→ **REQUIREMENT**: Beginning with the line containing "What does this" and ending with the last line of the records, set down every line exactly.

Saved entries
● ● ●

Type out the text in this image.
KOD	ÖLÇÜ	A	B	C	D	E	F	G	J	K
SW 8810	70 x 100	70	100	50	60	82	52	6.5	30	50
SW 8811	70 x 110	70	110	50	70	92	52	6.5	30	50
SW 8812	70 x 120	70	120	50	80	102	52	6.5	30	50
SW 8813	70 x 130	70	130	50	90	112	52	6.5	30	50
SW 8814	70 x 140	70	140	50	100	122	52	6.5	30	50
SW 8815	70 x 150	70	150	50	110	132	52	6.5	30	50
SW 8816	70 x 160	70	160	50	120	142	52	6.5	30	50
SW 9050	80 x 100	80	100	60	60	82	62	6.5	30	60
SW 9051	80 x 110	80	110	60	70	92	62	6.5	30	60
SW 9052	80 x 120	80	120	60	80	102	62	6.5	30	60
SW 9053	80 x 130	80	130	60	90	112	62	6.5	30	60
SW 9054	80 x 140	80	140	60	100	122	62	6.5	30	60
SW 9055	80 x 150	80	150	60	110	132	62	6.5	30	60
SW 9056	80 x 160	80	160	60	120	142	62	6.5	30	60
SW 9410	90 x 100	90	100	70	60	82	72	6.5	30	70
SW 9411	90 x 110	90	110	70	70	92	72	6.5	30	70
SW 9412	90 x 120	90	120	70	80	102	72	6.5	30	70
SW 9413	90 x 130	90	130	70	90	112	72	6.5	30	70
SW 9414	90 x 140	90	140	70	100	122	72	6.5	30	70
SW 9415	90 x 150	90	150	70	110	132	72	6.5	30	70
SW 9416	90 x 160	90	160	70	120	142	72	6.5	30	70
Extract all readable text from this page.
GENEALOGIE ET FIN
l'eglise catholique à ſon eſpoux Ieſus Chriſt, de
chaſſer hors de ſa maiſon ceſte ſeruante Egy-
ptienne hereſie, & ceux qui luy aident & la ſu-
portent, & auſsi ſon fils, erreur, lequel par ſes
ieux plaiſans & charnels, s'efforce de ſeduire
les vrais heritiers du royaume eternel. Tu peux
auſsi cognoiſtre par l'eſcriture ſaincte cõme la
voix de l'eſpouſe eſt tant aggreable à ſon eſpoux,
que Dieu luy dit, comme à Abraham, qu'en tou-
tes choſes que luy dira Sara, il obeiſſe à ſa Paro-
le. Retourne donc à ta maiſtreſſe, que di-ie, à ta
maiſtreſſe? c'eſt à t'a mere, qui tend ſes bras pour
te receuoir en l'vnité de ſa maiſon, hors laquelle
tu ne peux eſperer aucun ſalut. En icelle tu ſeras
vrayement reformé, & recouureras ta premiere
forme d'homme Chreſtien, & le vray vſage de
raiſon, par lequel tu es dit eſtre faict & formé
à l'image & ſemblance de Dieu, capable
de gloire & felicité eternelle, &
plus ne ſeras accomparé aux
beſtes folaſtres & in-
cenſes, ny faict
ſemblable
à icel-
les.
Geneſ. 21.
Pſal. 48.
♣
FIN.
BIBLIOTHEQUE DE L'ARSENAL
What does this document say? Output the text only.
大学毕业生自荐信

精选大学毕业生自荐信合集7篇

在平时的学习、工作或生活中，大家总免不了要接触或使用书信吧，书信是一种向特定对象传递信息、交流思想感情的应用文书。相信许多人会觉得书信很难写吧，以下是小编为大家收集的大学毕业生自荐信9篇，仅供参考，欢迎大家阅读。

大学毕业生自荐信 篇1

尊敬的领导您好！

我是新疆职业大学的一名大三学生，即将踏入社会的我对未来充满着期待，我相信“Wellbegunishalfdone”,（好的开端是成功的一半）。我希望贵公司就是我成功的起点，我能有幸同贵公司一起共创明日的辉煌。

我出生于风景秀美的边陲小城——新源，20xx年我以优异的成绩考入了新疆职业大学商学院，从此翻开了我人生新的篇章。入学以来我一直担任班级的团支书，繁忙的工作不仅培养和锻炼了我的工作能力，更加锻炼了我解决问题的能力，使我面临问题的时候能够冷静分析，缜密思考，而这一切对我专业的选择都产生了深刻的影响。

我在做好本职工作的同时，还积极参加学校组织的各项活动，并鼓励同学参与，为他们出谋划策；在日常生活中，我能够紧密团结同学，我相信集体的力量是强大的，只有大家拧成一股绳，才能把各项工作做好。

● ● ●

→ **SOLVED PROBLEM**:
What does this document say? Output the text only.
大学毕业生自荐信

精选大学毕业生自荐信合集7篇

在平时的学习、工作或生活中，大家总免不了要接触或使用书信吧，书信是一种向特定对象传递信息、交流思想感情的应用文书。相信许多人会觉得书信很难写吧，以下是小编为大家收集的大学毕业生自荐信9篇，仅供参考，欢迎大家阅读。

大学毕业生自荐信 篇1

尊敬的领导您好！

我是新疆职业大学的一名大三学生，即将踏入社会的我对未来充满着期待，我相信“Wellbegunishalfdone”,（好的开端是成功的一半）。我希望贵公司就是我成功的起点，我能有幸同贵公司一起共创明日的辉煌。

我出生于风景秀美的边陲小城——新源，20xx年我以优异的成绩考入了新疆职业大学商学院，从此翻开了我人生新的篇章。入学以来我一直担任班级的团支书，繁忙的工作不仅培养和锻炼了我的工作能力，更加锻炼了我解决问题的能力，使我面临问题的时候能够冷静分析，缜密思考，而这一切对我专业的选择都产生了深刻的影响。

我在做好本职工作的同时，还积极参加学校组织的各项活动，并鼓励同学参与，为他们出谋划策；在日常生活中，我能够紧密团结同学，我相信集体的力量是强大的，只有大家拧成一股绳，才能把各项工作做好。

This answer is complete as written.